→ **Selected passage**:
____
On presentation, best corrected visual acuity was 20/20 bilaterally and intraocular pressures were normal. Pupils were equal and reactive to light, and no afferent pupillary defect was present. Farnsworth D15 color vision testing was normal. Examination of the anterior segment was unremarkable OD and revealed a small traumatic cataract OS. In both eyes, there was no evidence of cell or flare in the anterior chamber and the vitreous was clear with no cell or haze. Optic nerves were normal and symmetric.
Retinal examination revealed intraretinal diffuse fine yellow dots in the posterior pole OD, predominantly located circumferentially around the fovea and also extending into the temporal macula ( Fig. 1 A). The mid and far periphery of the retina were normal with no evidence of the yellow dots. The retinal vessels appeared normal. Examination of the left retina was normal, with no yellow dots observed ( Fig. 1 B).
____
→ **Data supplied**:
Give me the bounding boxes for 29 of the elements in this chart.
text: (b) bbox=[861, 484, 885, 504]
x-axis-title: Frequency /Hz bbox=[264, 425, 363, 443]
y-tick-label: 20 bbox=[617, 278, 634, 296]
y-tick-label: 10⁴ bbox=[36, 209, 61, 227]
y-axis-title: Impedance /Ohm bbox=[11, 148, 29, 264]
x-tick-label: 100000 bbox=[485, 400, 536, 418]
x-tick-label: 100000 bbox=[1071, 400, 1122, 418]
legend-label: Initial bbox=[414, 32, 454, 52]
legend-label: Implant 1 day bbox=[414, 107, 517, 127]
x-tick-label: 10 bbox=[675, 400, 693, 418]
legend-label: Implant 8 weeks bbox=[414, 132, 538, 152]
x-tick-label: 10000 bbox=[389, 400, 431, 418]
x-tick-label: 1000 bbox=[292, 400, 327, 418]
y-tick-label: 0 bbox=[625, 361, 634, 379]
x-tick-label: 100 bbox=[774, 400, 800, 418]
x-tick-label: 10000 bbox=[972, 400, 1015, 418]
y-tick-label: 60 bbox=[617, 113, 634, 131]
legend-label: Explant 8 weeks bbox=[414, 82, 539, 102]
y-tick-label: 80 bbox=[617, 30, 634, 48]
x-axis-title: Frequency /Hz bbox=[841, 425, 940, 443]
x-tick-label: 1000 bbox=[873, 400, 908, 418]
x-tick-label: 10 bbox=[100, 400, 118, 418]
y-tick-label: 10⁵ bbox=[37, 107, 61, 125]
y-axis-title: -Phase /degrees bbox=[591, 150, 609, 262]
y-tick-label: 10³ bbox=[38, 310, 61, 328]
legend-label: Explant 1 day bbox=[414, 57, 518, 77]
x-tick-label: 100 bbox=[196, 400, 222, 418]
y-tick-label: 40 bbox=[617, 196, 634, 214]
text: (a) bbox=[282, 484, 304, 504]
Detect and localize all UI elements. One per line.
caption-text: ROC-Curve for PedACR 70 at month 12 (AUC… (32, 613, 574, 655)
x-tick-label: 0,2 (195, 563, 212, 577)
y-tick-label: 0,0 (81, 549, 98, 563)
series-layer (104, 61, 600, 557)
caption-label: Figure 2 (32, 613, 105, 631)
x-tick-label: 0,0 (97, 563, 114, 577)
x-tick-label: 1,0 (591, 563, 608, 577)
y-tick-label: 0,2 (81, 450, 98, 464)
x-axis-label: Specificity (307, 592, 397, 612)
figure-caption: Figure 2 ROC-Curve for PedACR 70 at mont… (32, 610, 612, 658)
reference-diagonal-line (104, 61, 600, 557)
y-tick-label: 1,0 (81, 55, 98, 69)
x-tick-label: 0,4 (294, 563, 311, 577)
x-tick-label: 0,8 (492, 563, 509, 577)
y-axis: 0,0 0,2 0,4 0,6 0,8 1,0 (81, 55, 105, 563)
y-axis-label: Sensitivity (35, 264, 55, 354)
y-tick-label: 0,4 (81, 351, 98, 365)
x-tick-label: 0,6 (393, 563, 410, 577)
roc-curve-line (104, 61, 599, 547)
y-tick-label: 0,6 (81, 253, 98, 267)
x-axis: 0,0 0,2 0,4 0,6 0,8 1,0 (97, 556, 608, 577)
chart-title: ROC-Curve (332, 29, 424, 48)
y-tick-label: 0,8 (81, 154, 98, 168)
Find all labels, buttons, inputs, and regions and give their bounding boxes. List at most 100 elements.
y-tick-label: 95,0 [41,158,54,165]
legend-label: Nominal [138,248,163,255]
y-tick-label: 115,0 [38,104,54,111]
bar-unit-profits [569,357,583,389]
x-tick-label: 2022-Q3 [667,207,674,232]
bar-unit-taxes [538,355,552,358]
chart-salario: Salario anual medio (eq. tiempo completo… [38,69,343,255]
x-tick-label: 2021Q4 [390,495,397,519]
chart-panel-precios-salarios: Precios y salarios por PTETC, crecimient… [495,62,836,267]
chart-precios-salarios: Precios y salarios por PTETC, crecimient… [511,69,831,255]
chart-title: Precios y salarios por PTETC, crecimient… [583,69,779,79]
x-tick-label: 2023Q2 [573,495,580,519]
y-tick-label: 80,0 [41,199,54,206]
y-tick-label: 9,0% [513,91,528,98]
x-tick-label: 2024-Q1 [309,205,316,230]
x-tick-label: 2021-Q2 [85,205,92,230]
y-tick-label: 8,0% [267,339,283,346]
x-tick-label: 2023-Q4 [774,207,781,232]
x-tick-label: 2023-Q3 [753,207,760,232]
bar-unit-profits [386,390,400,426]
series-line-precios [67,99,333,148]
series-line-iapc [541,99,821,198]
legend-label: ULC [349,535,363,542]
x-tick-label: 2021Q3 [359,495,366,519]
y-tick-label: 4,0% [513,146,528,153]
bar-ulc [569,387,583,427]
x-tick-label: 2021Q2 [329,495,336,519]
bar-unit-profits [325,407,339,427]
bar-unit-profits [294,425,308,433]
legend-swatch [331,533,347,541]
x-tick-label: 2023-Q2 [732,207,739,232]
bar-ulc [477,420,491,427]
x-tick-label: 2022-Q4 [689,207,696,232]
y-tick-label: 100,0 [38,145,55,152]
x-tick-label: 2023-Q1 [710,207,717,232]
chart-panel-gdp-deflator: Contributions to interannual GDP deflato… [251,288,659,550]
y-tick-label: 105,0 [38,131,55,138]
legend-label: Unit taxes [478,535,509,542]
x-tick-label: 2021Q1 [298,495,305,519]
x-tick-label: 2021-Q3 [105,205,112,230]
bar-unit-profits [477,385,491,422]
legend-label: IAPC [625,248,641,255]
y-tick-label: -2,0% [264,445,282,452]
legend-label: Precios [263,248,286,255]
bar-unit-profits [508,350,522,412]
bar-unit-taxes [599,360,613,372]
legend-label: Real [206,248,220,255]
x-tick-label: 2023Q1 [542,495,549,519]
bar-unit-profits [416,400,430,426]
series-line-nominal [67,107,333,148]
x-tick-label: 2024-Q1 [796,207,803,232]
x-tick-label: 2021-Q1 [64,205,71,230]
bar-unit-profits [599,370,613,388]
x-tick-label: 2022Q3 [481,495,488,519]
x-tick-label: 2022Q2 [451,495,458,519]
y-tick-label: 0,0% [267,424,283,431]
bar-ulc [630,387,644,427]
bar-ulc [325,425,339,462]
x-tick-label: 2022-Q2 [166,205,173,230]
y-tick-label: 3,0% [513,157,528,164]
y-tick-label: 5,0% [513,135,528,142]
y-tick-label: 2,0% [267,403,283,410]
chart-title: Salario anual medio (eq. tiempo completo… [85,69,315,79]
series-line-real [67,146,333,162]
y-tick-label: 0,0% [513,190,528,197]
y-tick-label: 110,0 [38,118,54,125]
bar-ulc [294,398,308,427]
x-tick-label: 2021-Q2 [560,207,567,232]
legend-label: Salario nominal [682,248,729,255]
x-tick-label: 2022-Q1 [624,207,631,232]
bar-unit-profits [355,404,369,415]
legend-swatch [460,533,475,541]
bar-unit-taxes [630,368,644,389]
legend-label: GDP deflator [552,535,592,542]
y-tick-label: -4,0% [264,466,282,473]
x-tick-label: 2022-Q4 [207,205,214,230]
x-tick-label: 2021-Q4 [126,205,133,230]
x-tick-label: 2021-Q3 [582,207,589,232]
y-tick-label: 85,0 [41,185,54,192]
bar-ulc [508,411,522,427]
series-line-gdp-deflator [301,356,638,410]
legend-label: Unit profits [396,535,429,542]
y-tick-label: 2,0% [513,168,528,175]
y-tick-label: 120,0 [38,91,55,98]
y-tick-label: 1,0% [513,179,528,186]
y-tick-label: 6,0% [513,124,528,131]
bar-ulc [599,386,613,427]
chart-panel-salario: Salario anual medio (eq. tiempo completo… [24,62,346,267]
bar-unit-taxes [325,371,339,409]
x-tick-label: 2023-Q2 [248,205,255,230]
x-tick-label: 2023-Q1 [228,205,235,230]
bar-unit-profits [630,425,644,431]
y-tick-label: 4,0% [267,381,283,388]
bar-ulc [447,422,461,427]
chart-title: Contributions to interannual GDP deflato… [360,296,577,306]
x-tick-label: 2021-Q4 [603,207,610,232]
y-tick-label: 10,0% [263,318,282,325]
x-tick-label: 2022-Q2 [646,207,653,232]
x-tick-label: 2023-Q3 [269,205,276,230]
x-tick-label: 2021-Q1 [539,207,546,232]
____
→ **Tasks to complete**:
(1) Turn the paragraph of the eye examination report beginning "Retinal examination revealed" into a short bulleted list that keeps its main findings.
(2) In the eye examination report, what was the result of Farnsworth D15 color vision testing?
(3) Please pick up the eye examination report after its last sentence and continue it.
The items were taken from a separate source, unrelated to the eye examination report.

→ **Task-by-task results**:
(1)
- Right eye: diffuse, fine, intraretinal yellow dots in the posterior pole, mainly around the fovea and extending into the temporal macula
- Right eye: mid and far periphery normal, with no yellow dots
- Retinal vessels normal
- Left retina normal, with no yellow dots

(2) It was normal.

(3)
The scattered yellow dots that were appreciated clinically were hyperautofluorescent on fundus autofluorescence imaging ( Fig. 2 ). Subtle abnormalities were noted on spectral-domain optical coherence tomography (OCT) of the macula OD at the level of the retinal pigment epithelium (RPE) (Heidelberg Engineering, Dossenheim, Germany) ( Fig. 3 A and B). The yellow dots appeared hyper-reflective on near-infrared imaging ( Fig. 3 C). There were no abnormalities appreciated on OCT OS. Macular OCT thickness maps appeared normal in both eyes, with central subfield foveal average thickness measuring 285 μm OD and 273 μm OS. Goldmann kinetic perimetry showed no abnormalities in either eye. Electrophysiologic tests were also performed. The pattern visual evoked potentials were in the normal range with no significant interocular difference. Multifocal electroretinogram (ERG) revealed a slight decrease in peak signal intensity OD, although foveal activity with implicit times were in the normal range in both eyes ( Fig. 4 ).